### Extracted records
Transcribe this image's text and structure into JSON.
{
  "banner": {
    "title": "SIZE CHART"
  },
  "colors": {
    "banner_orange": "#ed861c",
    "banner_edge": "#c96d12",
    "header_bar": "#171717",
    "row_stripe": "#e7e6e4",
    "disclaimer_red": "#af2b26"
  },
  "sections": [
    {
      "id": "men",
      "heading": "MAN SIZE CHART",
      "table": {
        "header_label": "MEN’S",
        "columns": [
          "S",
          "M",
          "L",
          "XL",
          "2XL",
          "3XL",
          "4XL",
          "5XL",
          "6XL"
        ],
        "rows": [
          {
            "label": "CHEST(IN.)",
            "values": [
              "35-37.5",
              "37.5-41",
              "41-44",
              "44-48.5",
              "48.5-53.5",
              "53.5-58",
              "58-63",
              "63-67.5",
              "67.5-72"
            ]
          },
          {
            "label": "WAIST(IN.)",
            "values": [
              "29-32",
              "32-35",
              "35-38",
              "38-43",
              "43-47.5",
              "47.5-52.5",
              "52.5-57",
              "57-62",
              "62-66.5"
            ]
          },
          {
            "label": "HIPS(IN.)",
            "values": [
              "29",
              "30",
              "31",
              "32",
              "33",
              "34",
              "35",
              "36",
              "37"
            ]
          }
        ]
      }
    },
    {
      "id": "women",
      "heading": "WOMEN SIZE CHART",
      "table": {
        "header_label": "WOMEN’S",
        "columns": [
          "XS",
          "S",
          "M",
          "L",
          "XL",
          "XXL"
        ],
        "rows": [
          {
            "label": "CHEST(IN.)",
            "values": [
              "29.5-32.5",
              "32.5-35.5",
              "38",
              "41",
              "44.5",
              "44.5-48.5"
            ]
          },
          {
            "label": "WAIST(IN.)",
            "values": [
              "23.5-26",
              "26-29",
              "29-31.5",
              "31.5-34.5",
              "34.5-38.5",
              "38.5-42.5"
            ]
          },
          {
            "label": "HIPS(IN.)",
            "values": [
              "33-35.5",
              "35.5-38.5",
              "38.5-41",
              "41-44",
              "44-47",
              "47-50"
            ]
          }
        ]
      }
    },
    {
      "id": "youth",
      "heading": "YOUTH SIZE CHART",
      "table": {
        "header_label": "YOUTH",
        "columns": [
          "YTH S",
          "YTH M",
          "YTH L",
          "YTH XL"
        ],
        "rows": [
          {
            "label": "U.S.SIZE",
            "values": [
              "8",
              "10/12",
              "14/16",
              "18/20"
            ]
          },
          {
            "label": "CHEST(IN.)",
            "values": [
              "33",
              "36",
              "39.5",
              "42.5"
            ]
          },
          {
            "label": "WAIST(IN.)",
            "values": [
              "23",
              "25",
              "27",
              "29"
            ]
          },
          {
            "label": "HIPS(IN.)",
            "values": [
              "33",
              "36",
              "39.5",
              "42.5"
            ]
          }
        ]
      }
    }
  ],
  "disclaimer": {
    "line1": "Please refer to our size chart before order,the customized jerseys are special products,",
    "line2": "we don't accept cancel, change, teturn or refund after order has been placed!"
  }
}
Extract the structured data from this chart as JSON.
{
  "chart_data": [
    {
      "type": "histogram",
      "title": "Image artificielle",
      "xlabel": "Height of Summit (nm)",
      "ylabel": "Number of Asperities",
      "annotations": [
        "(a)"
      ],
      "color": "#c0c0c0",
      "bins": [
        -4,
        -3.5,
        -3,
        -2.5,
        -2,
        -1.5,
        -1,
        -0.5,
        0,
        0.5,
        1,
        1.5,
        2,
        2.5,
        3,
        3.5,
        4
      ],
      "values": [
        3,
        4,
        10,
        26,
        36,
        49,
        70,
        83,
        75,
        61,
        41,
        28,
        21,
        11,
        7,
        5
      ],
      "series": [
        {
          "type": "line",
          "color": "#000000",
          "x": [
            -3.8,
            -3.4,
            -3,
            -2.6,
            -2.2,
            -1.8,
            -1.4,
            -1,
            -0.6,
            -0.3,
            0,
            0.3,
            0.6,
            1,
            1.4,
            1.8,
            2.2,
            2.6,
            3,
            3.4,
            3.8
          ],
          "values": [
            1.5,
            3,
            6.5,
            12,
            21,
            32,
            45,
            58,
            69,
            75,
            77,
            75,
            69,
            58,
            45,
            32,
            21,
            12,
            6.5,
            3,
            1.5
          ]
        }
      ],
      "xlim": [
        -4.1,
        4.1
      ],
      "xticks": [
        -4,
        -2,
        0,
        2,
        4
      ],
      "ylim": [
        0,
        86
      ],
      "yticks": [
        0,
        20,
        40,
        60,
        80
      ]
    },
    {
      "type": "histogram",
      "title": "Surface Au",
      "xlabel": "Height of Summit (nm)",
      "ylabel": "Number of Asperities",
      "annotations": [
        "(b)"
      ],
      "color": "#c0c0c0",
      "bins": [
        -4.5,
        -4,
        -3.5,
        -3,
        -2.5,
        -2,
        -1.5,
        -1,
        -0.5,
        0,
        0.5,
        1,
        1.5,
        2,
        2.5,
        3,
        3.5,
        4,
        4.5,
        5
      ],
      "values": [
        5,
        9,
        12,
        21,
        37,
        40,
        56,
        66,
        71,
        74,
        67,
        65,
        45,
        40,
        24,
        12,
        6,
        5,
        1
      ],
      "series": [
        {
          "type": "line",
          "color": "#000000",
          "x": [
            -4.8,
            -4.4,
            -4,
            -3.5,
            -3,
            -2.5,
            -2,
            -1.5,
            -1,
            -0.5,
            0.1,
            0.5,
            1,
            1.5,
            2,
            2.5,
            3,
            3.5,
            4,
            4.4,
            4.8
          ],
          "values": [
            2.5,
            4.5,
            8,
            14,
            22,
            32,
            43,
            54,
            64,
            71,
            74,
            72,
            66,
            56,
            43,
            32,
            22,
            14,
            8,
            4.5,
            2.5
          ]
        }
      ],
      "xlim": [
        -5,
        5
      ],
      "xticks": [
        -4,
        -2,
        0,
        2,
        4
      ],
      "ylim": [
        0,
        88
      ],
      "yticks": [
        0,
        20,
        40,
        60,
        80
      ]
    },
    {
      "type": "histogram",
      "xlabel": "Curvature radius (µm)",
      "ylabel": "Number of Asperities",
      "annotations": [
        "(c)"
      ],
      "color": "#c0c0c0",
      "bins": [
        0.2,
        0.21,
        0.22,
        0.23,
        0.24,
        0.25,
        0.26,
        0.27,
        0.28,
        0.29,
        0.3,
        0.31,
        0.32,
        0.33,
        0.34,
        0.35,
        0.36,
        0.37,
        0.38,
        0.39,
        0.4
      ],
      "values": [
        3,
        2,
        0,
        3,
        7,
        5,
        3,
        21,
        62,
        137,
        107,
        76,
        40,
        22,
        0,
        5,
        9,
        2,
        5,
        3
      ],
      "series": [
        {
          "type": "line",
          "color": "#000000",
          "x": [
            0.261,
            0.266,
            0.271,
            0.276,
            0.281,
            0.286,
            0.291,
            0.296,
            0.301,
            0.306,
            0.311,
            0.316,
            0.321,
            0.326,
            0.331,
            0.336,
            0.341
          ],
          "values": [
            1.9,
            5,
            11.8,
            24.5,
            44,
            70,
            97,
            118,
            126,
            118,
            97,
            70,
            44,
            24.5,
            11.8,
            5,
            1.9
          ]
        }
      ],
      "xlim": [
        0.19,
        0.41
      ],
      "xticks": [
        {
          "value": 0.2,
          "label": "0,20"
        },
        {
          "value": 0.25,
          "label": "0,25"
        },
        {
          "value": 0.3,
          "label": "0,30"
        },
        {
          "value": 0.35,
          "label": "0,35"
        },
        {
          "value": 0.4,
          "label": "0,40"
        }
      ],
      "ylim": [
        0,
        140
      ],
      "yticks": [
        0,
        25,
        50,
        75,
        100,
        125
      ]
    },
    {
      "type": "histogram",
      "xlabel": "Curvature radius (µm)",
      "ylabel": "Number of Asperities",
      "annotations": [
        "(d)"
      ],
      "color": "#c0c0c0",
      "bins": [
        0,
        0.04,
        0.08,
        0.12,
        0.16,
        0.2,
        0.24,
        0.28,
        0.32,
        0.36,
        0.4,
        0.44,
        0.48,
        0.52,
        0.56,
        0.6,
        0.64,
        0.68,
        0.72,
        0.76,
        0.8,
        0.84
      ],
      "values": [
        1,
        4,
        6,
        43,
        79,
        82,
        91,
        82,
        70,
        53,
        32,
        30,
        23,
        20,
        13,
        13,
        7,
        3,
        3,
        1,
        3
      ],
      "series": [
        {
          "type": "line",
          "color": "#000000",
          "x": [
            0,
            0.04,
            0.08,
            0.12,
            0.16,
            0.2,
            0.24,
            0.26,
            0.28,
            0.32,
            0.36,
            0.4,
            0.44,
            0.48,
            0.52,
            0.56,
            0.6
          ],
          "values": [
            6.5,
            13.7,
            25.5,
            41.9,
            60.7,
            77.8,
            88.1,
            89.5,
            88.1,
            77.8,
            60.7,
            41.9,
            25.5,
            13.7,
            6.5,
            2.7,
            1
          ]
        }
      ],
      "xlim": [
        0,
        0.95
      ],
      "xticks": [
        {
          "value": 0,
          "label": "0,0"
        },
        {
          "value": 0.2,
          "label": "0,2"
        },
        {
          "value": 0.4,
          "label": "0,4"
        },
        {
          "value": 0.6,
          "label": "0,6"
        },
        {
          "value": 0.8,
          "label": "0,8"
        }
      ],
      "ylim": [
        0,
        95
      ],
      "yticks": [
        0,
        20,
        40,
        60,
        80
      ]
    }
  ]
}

### Task details
Count the lines in the material above where the string "this" appears, then state only that count.

### Final result
2